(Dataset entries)
╔══

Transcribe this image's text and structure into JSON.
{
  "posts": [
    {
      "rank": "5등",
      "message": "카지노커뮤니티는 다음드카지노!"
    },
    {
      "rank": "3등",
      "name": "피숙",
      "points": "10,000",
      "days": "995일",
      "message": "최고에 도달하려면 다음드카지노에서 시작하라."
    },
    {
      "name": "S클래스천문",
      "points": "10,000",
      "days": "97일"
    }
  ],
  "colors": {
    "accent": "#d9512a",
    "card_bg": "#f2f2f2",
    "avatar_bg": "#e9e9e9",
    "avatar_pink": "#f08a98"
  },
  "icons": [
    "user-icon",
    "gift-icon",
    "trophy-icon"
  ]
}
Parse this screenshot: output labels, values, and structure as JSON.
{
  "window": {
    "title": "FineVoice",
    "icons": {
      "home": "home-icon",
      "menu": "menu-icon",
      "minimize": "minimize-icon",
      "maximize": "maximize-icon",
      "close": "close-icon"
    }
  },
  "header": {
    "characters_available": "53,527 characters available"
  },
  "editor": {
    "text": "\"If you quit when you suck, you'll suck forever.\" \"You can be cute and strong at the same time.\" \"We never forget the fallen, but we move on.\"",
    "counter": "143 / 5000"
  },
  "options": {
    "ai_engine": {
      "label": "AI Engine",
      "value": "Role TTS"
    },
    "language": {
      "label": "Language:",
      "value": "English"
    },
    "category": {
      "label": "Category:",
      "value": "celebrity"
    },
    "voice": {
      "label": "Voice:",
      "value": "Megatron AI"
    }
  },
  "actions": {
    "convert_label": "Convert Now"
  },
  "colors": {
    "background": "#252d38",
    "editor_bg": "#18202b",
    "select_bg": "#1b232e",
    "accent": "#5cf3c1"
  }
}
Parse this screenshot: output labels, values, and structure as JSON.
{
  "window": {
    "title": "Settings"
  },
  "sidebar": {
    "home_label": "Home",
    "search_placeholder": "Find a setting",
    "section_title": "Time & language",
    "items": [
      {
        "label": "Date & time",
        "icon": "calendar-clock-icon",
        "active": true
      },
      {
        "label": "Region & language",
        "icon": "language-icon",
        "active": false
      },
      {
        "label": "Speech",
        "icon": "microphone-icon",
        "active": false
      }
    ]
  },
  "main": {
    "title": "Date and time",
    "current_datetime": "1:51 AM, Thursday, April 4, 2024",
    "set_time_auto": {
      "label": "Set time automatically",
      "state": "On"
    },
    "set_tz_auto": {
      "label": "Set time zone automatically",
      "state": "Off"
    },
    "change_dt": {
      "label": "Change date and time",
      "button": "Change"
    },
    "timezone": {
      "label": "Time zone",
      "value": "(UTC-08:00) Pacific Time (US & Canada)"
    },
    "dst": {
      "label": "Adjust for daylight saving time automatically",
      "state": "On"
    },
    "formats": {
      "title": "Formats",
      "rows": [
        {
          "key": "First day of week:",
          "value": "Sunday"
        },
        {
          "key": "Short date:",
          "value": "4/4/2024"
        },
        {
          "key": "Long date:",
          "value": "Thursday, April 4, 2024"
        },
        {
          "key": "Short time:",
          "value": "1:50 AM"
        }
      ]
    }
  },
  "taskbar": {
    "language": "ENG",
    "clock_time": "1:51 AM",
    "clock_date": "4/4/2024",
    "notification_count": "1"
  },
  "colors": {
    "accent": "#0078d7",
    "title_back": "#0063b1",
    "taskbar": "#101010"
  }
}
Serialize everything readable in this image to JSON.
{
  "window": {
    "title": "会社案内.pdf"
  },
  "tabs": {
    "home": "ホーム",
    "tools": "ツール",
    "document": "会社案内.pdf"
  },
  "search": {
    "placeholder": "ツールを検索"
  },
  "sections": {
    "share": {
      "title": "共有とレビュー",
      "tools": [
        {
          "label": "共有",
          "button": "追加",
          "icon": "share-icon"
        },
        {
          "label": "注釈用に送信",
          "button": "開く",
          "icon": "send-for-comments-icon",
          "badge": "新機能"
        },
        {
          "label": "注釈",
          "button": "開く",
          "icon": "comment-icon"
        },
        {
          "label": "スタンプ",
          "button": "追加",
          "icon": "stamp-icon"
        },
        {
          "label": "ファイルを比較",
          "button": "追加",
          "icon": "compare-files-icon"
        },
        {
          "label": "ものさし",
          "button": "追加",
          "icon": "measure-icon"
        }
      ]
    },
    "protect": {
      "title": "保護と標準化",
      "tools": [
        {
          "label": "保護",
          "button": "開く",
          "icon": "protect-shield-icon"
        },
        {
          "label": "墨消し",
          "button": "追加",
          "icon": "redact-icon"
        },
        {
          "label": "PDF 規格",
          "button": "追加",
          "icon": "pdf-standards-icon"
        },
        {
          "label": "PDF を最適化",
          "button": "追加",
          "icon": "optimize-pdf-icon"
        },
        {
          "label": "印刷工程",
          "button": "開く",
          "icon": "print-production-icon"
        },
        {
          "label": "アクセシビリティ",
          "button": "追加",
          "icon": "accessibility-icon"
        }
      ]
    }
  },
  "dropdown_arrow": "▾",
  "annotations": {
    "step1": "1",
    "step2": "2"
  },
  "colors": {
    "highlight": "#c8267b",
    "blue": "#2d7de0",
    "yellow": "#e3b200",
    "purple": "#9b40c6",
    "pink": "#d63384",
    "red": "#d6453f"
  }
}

╚══

**EXERCISE INSTRUCTIONS:**
Copy down the whole of the data above, matching it exactly.

**RESPONSE BELOW:**
Transcribe this image's text and structure into JSON.
{
  "posts": [
    {
      "rank": "5등",
      "message": "카지노커뮤니티는 다음드카지노!"
    },
    {
      "rank": "3등",
      "name": "피숙",
      "points": "10,000",
      "days": "995일",
      "message": "최고에 도달하려면 다음드카지노에서 시작하라."
    },
    {
      "name": "S클래스천문",
      "points": "10,000",
      "days": "97일"
    }
  ],
  "colors": {
    "accent": "#d9512a",
    "card_bg": "#f2f2f2",
    "avatar_bg": "#e9e9e9",
    "avatar_pink": "#f08a98"
  },
  "icons": [
    "user-icon",
    "gift-icon",
    "trophy-icon"
  ]
}
Parse this screenshot: output labels, values, and structure as JSON.
{
  "window": {
    "title": "FineVoice",
    "icons": {
      "home": "home-icon",
      "menu": "menu-icon",
      "minimize": "minimize-icon",
      "maximize": "maximize-icon",
      "close": "close-icon"
    }
  },
  "header": {
    "characters_available": "53,527 characters available"
  },
  "editor": {
    "text": "\"If you quit when you suck, you'll suck forever.\" \"You can be cute and strong at the same time.\" \"We never forget the fallen, but we move on.\"",
    "counter": "143 / 5000"
  },
  "options": {
    "ai_engine": {
      "label": "AI Engine",
      "value": "Role TTS"
    },
    "language": {
      "label": "Language:",
      "value": "English"
    },
    "category": {
      "label": "Category:",
      "value": "celebrity"
    },
    "voice": {
      "label": "Voice:",
      "value": "Megatron AI"
    }
  },
  "actions": {
    "convert_label": "Convert Now"
  },
  "colors": {
    "background": "#252d38",
    "editor_bg": "#18202b",
    "select_bg": "#1b232e",
    "accent": "#5cf3c1"
  }
}
Parse this screenshot: output labels, values, and structure as JSON.
{
  "window": {
    "title": "Settings"
  },
  "sidebar": {
    "home_label": "Home",
    "search_placeholder": "Find a setting",
    "section_title": "Time & language",
    "items": [
      {
        "label": "Date & time",
        "icon": "calendar-clock-icon",
        "active": true
      },
      {
        "label": "Region & language",
        "icon": "language-icon",
        "active": false
      },
      {
        "label": "Speech",
        "icon": "microphone-icon",
        "active": false
      }
    ]
  },
  "main": {
    "title": "Date and time",
    "current_datetime": "1:51 AM, Thursday, April 4, 2024",
    "set_time_auto": {
      "label": "Set time automatically",
      "state": "On"
    },
    "set_tz_auto": {
      "label": "Set time zone automatically",
      "state": "Off"
    },
    "change_dt": {
      "label": "Change date and time",
      "button": "Change"
    },
    "timezone": {
      "label": "Time zone",
      "value": "(UTC-08:00) Pacific Time (US & Canada)"
    },
    "dst": {
      "label": "Adjust for daylight saving time automatically",
      "state": "On"
    },
    "formats": {
      "title": "Formats",
      "rows": [
        {
          "key": "First day of week:",
          "value": "Sunday"
        },
        {
          "key": "Short date:",
          "value": "4/4/2024"
        },
        {
          "key": "Long date:",
          "value": "Thursday, April 4, 2024"
        },
        {
          "key": "Short time:",
          "value": "1:50 AM"
        }
      ]
    }
  },
  "taskbar": {
    "language": "ENG",
    "clock_time": "1:51 AM",
    "clock_date": "4/4/2024",
    "notification_count": "1"
  },
  "colors": {
    "accent": "#0078d7",
    "title_back": "#0063b1",
    "taskbar": "#101010"
  }
}
Serialize everything readable in this image to JSON.
{
  "window": {
    "title": "会社案内.pdf"
  },
  "tabs": {
    "home": "ホーム",
    "tools": "ツール",
    "document": "会社案内.pdf"
  },
  "search": {
    "placeholder": "ツールを検索"
  },
  "sections": {
    "share": {
      "title": "共有とレビュー",
      "tools": [
        {
          "label": "共有",
          "button": "追加",
          "icon": "share-icon"
        },
        {
          "label": "注釈用に送信",
          "button": "開く",
          "icon": "send-for-comments-icon",
          "badge": "新機能"
        },
        {
          "label": "注釈",
          "button": "開く",
          "icon": "comment-icon"
        },
        {
          "label": "スタンプ",
          "button": "追加",
          "icon": "stamp-icon"
        },
        {
          "label": "ファイルを比較",
          "button": "追加",
          "icon": "compare-files-icon"
        },
        {
          "label": "ものさし",
          "button": "追加",
          "icon": "measure-icon"
        }
      ]
    },
    "protect": {
      "title": "保護と標準化",
      "tools": [
        {
          "label": "保護",
          "button": "開く",
          "icon": "protect-shield-icon"
        },
        {
          "label": "墨消し",
          "button": "追加",
          "icon": "redact-icon"
        },
        {
          "label": "PDF 規格",
          "button": "追加",
          "icon": "pdf-standards-icon"
        },
        {
          "label": "PDF を最適化",
          "button": "追加",
          "icon": "optimize-pdf-icon"
        },
        {
          "label": "印刷工程",
          "button": "開く",
          "icon": "print-production-icon"
        },
        {
          "label": "アクセシビリティ",
          "button": "追加",
          "icon": "accessibility-icon"
        }
      ]
    }
  },
  "dropdown_arrow": "▾",
  "annotations": {
    "step1": "1",
    "step2": "2"
  },
  "colors": {
    "highlight": "#c8267b",
    "blue": "#2d7de0",
    "yellow": "#e3b200",
    "purple": "#9b40c6",
    "pink": "#d63384",
    "red": "#d6453f"
  }
}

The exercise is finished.